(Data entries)
══════════════════════════════

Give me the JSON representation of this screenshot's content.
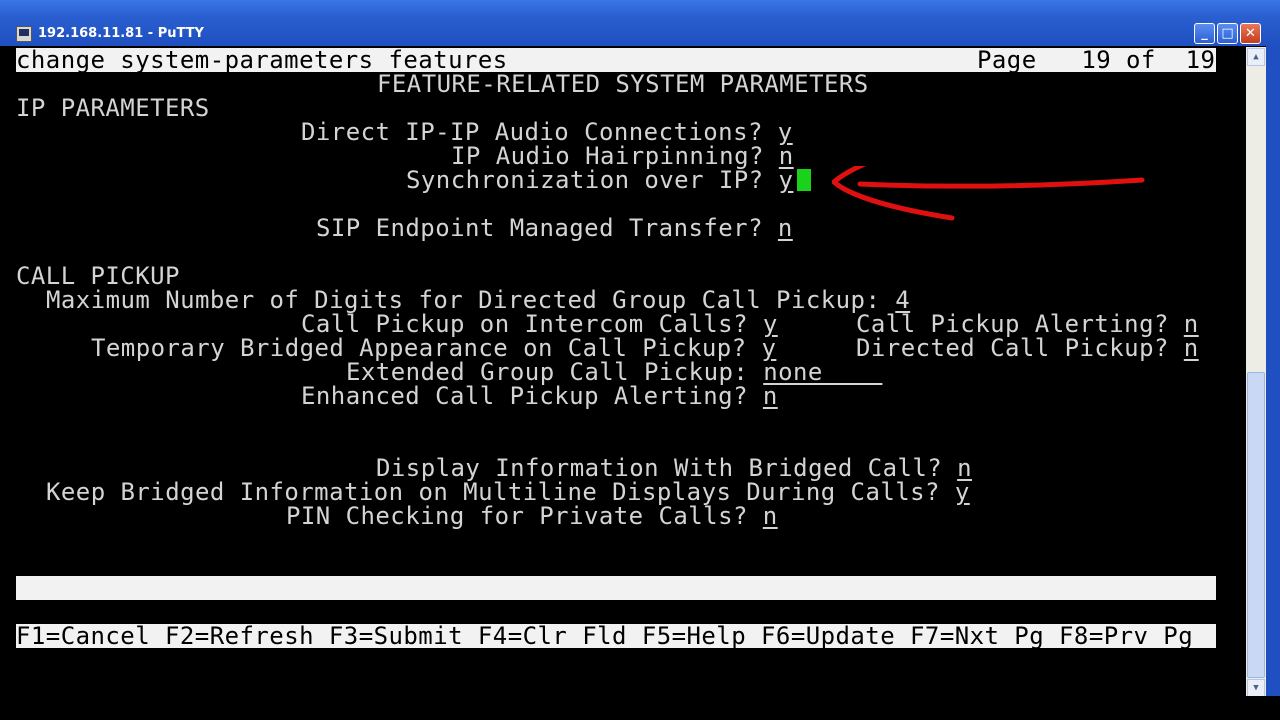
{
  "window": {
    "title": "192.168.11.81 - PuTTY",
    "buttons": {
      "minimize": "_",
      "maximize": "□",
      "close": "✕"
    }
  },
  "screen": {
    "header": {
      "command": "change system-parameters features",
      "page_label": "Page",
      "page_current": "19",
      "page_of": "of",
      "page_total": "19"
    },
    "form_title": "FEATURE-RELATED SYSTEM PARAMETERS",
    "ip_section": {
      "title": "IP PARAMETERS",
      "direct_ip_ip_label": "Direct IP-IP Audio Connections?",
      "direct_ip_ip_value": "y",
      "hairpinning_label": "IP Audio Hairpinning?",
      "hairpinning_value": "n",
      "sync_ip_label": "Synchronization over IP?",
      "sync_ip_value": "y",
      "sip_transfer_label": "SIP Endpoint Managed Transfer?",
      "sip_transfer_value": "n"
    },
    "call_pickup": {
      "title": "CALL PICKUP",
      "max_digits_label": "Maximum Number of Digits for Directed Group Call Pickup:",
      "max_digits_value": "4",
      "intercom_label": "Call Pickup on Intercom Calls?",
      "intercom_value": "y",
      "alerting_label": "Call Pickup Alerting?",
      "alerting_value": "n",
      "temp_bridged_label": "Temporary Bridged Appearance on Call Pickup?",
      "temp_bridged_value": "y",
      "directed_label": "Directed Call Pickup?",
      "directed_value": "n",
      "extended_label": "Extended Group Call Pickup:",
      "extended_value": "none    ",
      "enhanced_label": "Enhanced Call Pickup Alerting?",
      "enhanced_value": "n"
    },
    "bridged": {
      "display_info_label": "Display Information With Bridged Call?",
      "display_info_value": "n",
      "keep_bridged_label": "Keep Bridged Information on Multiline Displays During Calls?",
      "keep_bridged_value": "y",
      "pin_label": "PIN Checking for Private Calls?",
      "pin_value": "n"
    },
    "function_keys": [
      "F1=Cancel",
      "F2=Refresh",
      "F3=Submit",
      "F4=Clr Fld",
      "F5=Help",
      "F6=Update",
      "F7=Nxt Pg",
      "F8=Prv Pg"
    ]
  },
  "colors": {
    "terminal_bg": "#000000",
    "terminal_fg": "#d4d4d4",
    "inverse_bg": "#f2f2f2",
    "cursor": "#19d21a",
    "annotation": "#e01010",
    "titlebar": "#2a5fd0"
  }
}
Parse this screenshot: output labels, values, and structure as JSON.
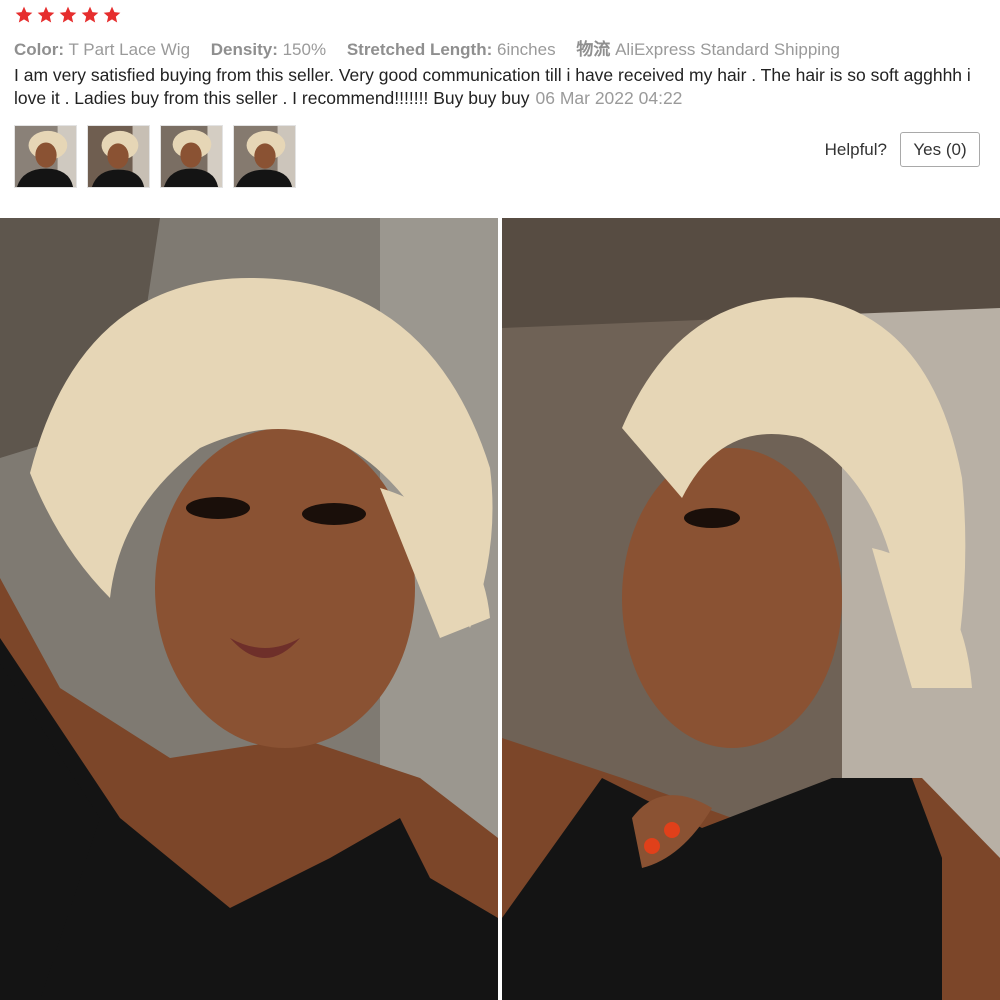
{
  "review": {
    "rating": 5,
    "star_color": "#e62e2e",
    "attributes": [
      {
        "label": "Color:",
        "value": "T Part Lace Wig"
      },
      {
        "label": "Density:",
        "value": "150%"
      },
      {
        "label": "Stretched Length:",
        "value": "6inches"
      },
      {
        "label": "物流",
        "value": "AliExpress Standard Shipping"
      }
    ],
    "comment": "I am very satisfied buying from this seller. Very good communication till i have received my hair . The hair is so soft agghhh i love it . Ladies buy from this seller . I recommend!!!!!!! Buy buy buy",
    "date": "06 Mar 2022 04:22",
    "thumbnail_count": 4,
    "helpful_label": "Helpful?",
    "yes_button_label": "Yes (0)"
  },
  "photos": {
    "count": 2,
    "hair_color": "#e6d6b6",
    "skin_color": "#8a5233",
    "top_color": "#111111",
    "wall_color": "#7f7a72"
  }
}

══════════════════════════════

## [Exercise requirements]
Extract the run of lines beginning with the line that holds "Parse this screenshot: output" and ending at the last line of the data, inclusive. Exclude any pictures from the copy.

## [Written solution]
Parse this screenshot: output labels, values, and structure as JSON.
{
  "review": {
    "rating": 5,
    "star_color": "#e62e2e",
    "attributes": [
      {
        "label": "Color:",
        "value": "T Part Lace Wig"
      },
      {
        "label": "Density:",
        "value": "150%"
      },
      {
        "label": "Stretched Length:",
        "value": "6inches"
      },
      {
        "label": "物流",
        "value": "AliExpress Standard Shipping"
      }
    ],
    "comment": "I am very satisfied buying from this seller. Very good communication till i have received my hair . The hair is so soft agghhh i love it . Ladies buy from this seller . I recommend!!!!!!! Buy buy buy",
    "date": "06 Mar 2022 04:22",
    "thumbnail_count": 4,
    "helpful_label": "Helpful?",
    "yes_button_label": "Yes (0)"
  },
  "photos": {
    "count": 2,
    "hair_color": "#e6d6b6",
    "skin_color": "#8a5233",
    "top_color": "#111111",
    "wall_color": "#7f7a72"
  }
}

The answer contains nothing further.